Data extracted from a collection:
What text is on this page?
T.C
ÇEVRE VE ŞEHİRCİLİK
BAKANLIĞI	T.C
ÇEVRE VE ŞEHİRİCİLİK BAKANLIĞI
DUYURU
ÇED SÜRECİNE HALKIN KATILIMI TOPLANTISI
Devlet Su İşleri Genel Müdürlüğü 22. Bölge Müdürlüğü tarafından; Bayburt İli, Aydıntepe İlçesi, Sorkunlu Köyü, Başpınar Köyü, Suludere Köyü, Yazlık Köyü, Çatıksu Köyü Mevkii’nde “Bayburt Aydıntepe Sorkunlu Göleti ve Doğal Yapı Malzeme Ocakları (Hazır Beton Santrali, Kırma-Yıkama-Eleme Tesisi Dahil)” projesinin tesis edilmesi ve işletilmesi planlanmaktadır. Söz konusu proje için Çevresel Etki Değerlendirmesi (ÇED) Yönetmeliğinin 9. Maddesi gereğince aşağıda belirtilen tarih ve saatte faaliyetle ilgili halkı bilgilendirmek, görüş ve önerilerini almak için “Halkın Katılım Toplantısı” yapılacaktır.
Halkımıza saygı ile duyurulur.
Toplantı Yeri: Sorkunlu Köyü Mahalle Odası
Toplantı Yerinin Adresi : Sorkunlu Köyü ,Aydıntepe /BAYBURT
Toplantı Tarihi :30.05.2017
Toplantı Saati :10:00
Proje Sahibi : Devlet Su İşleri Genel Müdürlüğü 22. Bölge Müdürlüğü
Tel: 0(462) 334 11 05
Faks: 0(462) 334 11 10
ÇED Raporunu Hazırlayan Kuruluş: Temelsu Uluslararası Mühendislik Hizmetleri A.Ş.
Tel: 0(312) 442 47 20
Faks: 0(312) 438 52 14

* _TASK DETAILS_
Within the data above, count the lines that contain the string "Genel"; the reply is the number alone.

* _FINAL RESULT_
2